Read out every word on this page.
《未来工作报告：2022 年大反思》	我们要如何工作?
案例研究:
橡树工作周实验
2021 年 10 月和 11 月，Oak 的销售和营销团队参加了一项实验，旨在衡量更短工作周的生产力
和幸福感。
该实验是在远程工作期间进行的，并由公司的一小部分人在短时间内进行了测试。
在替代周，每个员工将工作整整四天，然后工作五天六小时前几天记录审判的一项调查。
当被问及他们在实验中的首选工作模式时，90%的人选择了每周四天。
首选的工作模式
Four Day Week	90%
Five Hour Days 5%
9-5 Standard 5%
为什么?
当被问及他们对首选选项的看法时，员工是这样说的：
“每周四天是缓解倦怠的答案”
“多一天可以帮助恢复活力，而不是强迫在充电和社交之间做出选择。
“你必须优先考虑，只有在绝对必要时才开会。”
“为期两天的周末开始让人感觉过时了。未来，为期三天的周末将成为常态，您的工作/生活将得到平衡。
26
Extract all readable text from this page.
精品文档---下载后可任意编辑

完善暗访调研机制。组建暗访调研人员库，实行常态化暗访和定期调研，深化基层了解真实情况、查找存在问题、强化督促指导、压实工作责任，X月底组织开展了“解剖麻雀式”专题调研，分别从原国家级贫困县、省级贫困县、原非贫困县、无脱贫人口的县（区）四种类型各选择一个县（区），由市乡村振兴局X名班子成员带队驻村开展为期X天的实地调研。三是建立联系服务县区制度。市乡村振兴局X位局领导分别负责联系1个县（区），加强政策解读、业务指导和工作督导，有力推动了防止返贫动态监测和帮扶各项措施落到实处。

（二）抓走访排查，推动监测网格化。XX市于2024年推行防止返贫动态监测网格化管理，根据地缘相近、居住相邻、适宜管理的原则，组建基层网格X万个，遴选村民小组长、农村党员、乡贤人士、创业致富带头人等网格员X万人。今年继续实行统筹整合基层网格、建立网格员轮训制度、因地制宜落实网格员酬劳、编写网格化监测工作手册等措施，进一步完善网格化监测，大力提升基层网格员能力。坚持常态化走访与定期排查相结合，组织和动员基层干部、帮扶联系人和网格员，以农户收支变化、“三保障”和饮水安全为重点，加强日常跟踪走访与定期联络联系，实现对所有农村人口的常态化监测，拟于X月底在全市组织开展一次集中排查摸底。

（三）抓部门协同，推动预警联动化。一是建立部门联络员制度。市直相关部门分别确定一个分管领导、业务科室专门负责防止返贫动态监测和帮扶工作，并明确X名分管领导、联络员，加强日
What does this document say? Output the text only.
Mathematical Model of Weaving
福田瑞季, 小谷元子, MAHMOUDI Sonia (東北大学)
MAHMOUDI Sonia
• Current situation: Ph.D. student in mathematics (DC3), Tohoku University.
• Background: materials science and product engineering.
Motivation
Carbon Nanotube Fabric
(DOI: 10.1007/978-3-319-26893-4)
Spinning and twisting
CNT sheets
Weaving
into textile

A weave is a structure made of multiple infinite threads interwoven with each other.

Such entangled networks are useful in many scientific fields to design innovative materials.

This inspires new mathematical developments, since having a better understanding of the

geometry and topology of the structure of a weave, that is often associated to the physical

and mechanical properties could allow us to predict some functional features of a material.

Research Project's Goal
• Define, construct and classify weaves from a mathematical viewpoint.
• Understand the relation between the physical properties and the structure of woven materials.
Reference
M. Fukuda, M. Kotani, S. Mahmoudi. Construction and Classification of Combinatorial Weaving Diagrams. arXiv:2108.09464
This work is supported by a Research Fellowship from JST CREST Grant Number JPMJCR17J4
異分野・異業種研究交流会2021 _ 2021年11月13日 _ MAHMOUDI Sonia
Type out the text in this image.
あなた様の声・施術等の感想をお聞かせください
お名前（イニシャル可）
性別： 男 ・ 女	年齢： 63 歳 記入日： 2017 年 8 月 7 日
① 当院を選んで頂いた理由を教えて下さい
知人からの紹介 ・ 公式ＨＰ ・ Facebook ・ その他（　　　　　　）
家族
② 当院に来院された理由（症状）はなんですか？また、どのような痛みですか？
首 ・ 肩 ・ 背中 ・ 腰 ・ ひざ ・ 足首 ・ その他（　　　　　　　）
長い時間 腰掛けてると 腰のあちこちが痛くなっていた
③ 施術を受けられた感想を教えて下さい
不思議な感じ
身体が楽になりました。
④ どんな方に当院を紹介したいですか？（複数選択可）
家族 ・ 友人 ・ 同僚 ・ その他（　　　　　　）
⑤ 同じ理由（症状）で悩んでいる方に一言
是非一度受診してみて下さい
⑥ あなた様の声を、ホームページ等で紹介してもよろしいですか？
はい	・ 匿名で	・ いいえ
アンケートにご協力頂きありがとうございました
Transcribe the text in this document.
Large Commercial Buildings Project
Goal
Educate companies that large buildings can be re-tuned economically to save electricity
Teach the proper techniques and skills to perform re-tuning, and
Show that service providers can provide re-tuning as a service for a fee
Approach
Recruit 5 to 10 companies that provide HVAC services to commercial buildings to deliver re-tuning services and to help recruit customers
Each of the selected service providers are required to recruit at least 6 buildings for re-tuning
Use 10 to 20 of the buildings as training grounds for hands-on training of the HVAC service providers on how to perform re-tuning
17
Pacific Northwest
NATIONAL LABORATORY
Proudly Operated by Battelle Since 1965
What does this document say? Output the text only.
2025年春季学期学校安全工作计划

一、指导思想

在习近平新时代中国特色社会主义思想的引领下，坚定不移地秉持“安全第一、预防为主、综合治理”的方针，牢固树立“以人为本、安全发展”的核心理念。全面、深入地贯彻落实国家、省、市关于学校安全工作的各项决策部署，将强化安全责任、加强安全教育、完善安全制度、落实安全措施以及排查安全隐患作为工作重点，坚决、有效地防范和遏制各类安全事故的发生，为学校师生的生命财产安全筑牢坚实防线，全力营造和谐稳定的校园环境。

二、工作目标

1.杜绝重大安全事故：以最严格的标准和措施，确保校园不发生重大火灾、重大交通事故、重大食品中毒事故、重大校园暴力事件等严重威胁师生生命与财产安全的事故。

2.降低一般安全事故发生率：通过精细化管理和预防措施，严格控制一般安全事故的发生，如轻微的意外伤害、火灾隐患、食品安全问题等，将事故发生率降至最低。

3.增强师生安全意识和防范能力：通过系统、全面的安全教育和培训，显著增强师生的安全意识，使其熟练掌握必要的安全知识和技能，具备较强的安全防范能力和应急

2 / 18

- **What is required**
Each line above is to be repeated exactly.

- **Task solution**
Read out every word on this page.
《未来工作报告：2022 年大反思》	我们要如何工作?
案例研究:
橡树工作周实验
2021 年 10 月和 11 月，Oak 的销售和营销团队参加了一项实验，旨在衡量更短工作周的生产力
和幸福感。
该实验是在远程工作期间进行的，并由公司的一小部分人在短时间内进行了测试。
在替代周，每个员工将工作整整四天，然后工作五天六小时前几天记录审判的一项调查。
当被问及他们在实验中的首选工作模式时，90%的人选择了每周四天。
首选的工作模式
Four Day Week	90%
Five Hour Days 5%
9-5 Standard 5%
为什么?
当被问及他们对首选选项的看法时，员工是这样说的：
“每周四天是缓解倦怠的答案”
“多一天可以帮助恢复活力，而不是强迫在充电和社交之间做出选择。
“你必须优先考虑，只有在绝对必要时才开会。”
“为期两天的周末开始让人感觉过时了。未来，为期三天的周末将成为常态，您的工作/生活将得到平衡。
26
Extract all readable text from this page.
精品文档---下载后可任意编辑

完善暗访调研机制。组建暗访调研人员库，实行常态化暗访和定期调研，深化基层了解真实情况、查找存在问题、强化督促指导、压实工作责任，X月底组织开展了“解剖麻雀式”专题调研，分别从原国家级贫困县、省级贫困县、原非贫困县、无脱贫人口的县（区）四种类型各选择一个县（区），由市乡村振兴局X名班子成员带队驻村开展为期X天的实地调研。三是建立联系服务县区制度。市乡村振兴局X位局领导分别负责联系1个县（区），加强政策解读、业务指导和工作督导，有力推动了防止返贫动态监测和帮扶各项措施落到实处。

（二）抓走访排查，推动监测网格化。XX市于2024年推行防止返贫动态监测网格化管理，根据地缘相近、居住相邻、适宜管理的原则，组建基层网格X万个，遴选村民小组长、农村党员、乡贤人士、创业致富带头人等网格员X万人。今年继续实行统筹整合基层网格、建立网格员轮训制度、因地制宜落实网格员酬劳、编写网格化监测工作手册等措施，进一步完善网格化监测，大力提升基层网格员能力。坚持常态化走访与定期排查相结合，组织和动员基层干部、帮扶联系人和网格员，以农户收支变化、“三保障”和饮水安全为重点，加强日常跟踪走访与定期联络联系，实现对所有农村人口的常态化监测，拟于X月底在全市组织开展一次集中排查摸底。

（三）抓部门协同，推动预警联动化。一是建立部门联络员制度。市直相关部门分别确定一个分管领导、业务科室专门负责防止返贫动态监测和帮扶工作，并明确X名分管领导、联络员，加强日
What does this document say? Output the text only.
Mathematical Model of Weaving
福田瑞季, 小谷元子, MAHMOUDI Sonia (東北大学)
MAHMOUDI Sonia
• Current situation: Ph.D. student in mathematics (DC3), Tohoku University.
• Background: materials science and product engineering.
Motivation
Carbon Nanotube Fabric
(DOI: 10.1007/978-3-319-26893-4)
Spinning and twisting
CNT sheets
Weaving
into textile

A weave is a structure made of multiple infinite threads interwoven with each other.

Such entangled networks are useful in many scientific fields to design innovative materials.

This inspires new mathematical developments, since having a better understanding of the

geometry and topology of the structure of a weave, that is often associated to the physical

and mechanical properties could allow us to predict some functional features of a material.

Research Project's Goal
• Define, construct and classify weaves from a mathematical viewpoint.
• Understand the relation between the physical properties and the structure of woven materials.
Reference
M. Fukuda, M. Kotani, S. Mahmoudi. Construction and Classification of Combinatorial Weaving Diagrams. arXiv:2108.09464
This work is supported by a Research Fellowship from JST CREST Grant Number JPMJCR17J4
異分野・異業種研究交流会2021 _ 2021年11月13日 _ MAHMOUDI Sonia
Type out the text in this image.
あなた様の声・施術等の感想をお聞かせください
お名前（イニシャル可）
性別： 男 ・ 女	年齢： 63 歳 記入日： 2017 年 8 月 7 日
① 当院を選んで頂いた理由を教えて下さい
知人からの紹介 ・ 公式ＨＰ ・ Facebook ・ その他（　　　　　　）
家族
② 当院に来院された理由（症状）はなんですか？また、どのような痛みですか？
首 ・ 肩 ・ 背中 ・ 腰 ・ ひざ ・ 足首 ・ その他（　　　　　　　）
長い時間 腰掛けてると 腰のあちこちが痛くなっていた
③ 施術を受けられた感想を教えて下さい
不思議な感じ
身体が楽になりました。
④ どんな方に当院を紹介したいですか？（複数選択可）
家族 ・ 友人 ・ 同僚 ・ その他（　　　　　　）
⑤ 同じ理由（症状）で悩んでいる方に一言
是非一度受診してみて下さい
⑥ あなた様の声を、ホームページ等で紹介してもよろしいですか？
はい	・ 匿名で	・ いいえ
アンケートにご協力頂きありがとうございました
Transcribe the text in this document.
Large Commercial Buildings Project
Goal
Educate companies that large buildings can be re-tuned economically to save electricity
Teach the proper techniques and skills to perform re-tuning, and
Show that service providers can provide re-tuning as a service for a fee
Approach
Recruit 5 to 10 companies that provide HVAC services to commercial buildings to deliver re-tuning services and to help recruit customers
Each of the selected service providers are required to recruit at least 6 buildings for re-tuning
Use 10 to 20 of the buildings as training grounds for hands-on training of the HVAC service providers on how to perform re-tuning
17
Pacific Northwest
NATIONAL LABORATORY
Proudly Operated by Battelle Since 1965
What does this document say? Output the text only.
2025年春季学期学校安全工作计划

一、指导思想

在习近平新时代中国特色社会主义思想的引领下，坚定不移地秉持“安全第一、预防为主、综合治理”的方针，牢固树立“以人为本、安全发展”的核心理念。全面、深入地贯彻落实国家、省、市关于学校安全工作的各项决策部署，将强化安全责任、加强安全教育、完善安全制度、落实安全措施以及排查安全隐患作为工作重点，坚决、有效地防范和遏制各类安全事故的发生，为学校师生的生命财产安全筑牢坚实防线，全力营造和谐稳定的校园环境。

二、工作目标

1.杜绝重大安全事故：以最严格的标准和措施，确保校园不发生重大火灾、重大交通事故、重大食品中毒事故、重大校园暴力事件等严重威胁师生生命与财产安全的事故。

2.降低一般安全事故发生率：通过精细化管理和预防措施，严格控制一般安全事故的发生，如轻微的意外伤害、火灾隐患、食品安全问题等，将事故发生率降至最低。

3.增强师生安全意识和防范能力：通过系统、全面的安全教育和培训，显著增强师生的安全意识，使其熟练掌握必要的安全知识和技能，具备较强的安全防范能力和应急

2 / 18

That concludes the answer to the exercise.